▶ [Data shown]:
>> start
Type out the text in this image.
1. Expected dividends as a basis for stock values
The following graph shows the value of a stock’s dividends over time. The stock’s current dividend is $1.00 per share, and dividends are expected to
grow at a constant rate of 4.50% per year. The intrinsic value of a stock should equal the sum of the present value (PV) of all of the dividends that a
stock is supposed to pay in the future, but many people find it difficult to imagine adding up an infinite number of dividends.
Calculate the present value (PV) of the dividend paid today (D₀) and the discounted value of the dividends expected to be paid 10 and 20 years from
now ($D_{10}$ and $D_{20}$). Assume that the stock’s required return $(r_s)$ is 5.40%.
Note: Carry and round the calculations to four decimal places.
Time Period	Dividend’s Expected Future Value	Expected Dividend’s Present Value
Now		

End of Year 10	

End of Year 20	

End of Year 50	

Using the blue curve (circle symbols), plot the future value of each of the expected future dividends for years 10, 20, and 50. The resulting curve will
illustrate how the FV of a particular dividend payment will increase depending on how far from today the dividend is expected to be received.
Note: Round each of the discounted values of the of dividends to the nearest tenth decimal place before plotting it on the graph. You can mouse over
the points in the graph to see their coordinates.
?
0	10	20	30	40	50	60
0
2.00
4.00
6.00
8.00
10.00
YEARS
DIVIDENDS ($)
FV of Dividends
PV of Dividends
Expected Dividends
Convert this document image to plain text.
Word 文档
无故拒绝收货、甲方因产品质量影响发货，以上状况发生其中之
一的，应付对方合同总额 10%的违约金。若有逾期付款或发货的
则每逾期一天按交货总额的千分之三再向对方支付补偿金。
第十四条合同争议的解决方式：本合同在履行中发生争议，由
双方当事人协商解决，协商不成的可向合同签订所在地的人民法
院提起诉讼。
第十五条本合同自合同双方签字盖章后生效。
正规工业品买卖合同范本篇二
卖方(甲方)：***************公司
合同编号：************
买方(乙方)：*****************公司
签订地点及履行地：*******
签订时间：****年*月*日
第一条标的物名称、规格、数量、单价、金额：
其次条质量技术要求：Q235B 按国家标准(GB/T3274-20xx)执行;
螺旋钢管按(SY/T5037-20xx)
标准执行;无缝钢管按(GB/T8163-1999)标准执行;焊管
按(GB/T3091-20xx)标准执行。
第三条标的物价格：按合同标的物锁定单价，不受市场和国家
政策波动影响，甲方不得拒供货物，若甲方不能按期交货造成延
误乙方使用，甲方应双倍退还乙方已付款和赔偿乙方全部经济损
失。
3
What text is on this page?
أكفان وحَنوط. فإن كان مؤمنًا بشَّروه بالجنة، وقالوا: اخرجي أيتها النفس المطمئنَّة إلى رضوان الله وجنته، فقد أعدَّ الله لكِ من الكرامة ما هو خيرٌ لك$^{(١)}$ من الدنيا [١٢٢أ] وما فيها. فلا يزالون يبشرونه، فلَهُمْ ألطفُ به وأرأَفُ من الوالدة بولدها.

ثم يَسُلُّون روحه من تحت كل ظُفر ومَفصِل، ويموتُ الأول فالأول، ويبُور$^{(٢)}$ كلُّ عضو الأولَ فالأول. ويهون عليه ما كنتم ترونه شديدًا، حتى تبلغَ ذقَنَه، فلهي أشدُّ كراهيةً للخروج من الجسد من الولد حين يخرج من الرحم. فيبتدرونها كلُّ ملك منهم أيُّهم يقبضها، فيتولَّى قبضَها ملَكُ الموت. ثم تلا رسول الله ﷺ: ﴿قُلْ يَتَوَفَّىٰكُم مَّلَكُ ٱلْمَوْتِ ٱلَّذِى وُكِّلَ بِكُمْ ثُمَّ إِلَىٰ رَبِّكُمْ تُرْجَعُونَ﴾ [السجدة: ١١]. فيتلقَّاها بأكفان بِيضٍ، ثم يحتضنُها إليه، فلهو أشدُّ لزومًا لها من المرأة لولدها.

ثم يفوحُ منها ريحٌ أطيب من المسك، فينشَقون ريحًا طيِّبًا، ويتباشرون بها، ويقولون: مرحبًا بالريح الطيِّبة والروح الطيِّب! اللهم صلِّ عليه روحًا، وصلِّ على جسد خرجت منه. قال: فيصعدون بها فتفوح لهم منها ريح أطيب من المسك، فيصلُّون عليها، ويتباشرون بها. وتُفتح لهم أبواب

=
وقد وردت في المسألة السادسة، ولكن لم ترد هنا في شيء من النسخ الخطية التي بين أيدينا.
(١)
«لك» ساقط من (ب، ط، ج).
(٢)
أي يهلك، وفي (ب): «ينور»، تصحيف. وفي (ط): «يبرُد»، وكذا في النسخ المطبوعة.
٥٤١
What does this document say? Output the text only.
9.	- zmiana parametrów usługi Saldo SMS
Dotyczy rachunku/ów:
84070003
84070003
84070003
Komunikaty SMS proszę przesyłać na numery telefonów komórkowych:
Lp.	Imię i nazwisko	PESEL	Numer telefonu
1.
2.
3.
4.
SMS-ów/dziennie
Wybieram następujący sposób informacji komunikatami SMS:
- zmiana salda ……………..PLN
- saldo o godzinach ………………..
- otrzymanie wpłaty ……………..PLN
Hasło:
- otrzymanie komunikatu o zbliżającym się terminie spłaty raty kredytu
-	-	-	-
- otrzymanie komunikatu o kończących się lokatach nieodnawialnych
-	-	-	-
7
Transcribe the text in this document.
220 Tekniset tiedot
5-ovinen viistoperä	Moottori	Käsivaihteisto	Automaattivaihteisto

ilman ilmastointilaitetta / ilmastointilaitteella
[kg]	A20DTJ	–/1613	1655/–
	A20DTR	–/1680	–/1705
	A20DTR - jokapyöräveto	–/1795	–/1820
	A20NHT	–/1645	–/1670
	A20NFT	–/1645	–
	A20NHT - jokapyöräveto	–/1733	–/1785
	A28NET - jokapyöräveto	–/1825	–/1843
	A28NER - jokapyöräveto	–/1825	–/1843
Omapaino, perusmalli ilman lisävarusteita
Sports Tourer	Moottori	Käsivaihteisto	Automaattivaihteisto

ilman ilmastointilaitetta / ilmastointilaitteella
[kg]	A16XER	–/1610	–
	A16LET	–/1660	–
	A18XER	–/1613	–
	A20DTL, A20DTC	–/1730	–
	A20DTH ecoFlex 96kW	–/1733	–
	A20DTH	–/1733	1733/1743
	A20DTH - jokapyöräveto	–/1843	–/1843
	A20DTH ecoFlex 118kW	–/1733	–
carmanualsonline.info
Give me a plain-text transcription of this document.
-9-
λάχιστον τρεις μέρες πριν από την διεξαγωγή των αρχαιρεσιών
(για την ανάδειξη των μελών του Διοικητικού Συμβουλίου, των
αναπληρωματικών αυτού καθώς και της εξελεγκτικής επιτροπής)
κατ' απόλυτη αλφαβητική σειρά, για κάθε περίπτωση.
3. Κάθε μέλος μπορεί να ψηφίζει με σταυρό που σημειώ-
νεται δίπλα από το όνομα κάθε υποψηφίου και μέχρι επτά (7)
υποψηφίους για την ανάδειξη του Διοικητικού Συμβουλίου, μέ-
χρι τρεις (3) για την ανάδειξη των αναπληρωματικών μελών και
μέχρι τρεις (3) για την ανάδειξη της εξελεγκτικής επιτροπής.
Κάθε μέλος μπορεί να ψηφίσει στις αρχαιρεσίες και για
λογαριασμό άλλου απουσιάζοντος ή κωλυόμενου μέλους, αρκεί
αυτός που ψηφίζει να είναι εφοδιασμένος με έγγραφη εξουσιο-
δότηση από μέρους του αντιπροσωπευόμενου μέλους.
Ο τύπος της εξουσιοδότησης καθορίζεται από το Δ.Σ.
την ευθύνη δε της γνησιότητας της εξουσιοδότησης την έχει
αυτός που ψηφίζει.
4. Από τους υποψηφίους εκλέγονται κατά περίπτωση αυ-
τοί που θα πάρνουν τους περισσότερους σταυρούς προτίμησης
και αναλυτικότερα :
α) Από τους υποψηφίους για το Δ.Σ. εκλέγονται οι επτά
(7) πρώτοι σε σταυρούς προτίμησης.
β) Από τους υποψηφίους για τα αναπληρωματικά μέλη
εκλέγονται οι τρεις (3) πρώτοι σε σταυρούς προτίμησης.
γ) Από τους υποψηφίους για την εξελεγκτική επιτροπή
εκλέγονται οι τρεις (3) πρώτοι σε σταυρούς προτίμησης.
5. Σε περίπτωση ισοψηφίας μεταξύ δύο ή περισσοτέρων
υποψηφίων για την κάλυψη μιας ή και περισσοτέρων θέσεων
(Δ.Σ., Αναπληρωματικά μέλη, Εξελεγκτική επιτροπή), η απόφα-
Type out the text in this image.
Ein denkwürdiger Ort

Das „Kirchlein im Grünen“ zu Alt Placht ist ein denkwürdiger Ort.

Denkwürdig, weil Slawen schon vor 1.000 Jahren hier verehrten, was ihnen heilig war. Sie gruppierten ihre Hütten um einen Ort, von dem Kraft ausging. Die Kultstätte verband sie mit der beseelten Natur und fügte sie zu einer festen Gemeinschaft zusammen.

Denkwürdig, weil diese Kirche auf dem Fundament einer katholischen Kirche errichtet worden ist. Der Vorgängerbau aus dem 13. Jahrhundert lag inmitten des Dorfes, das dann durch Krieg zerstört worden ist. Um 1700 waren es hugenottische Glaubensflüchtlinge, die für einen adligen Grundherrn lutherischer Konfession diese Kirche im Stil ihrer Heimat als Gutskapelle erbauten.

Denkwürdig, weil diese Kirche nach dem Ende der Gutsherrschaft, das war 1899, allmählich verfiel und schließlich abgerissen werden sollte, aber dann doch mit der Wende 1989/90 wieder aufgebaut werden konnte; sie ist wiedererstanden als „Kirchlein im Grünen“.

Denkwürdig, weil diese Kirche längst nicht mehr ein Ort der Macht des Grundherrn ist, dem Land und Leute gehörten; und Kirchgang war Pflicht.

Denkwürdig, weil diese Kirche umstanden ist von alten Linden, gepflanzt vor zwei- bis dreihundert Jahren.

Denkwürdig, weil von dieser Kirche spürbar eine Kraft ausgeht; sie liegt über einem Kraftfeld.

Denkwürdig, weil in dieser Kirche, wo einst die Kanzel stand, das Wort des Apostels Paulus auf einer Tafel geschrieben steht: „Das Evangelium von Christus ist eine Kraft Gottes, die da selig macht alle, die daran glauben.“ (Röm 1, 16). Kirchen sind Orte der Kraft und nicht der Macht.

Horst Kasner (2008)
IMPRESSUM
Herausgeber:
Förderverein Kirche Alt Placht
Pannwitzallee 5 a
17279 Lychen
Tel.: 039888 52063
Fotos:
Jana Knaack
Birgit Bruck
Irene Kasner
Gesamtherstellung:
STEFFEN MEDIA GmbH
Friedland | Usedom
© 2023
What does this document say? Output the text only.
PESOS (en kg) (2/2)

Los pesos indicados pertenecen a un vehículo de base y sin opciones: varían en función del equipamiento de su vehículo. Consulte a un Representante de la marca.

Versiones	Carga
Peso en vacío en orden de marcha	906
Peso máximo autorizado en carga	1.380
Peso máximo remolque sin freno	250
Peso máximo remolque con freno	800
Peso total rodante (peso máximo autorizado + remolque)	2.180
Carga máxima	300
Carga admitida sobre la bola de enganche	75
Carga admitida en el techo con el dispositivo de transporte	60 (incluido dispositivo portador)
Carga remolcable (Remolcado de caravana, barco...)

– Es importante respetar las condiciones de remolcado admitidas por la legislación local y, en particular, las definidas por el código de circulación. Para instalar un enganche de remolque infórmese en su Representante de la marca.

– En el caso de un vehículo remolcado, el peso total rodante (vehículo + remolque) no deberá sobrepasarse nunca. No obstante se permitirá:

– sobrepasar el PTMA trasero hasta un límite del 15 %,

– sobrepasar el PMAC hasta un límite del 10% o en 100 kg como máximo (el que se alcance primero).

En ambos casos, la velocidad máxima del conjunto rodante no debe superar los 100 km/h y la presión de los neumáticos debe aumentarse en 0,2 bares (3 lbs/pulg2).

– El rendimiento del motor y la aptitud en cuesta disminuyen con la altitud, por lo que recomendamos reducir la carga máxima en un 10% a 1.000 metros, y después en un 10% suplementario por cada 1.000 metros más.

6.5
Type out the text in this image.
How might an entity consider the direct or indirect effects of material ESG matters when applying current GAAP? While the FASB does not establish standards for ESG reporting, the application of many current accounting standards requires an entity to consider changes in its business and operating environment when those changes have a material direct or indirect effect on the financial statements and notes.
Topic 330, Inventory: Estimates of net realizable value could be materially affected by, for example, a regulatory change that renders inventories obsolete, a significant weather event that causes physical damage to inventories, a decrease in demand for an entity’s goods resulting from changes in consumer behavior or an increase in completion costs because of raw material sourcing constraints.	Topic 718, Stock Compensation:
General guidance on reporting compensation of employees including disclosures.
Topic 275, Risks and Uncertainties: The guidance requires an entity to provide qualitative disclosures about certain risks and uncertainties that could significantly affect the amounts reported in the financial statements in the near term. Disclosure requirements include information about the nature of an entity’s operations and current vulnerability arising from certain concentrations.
>> end
▶ [Given request]:
Scan the material above for the string "σταυρούς" and report each line where you find it.

▶ [The completed task]:
τοί που θα πάρνουν τους περισσότερους σταυρούς προτίμησης
(7) πρώτοι σε σταυρούς προτίμησης.
εκλέγονται οι τρεις (3) πρώτοι σε σταυρούς προτίμησης.
εκλέγονται οι τρεις (3) πρώτοι σε σταυρούς προτίμησης.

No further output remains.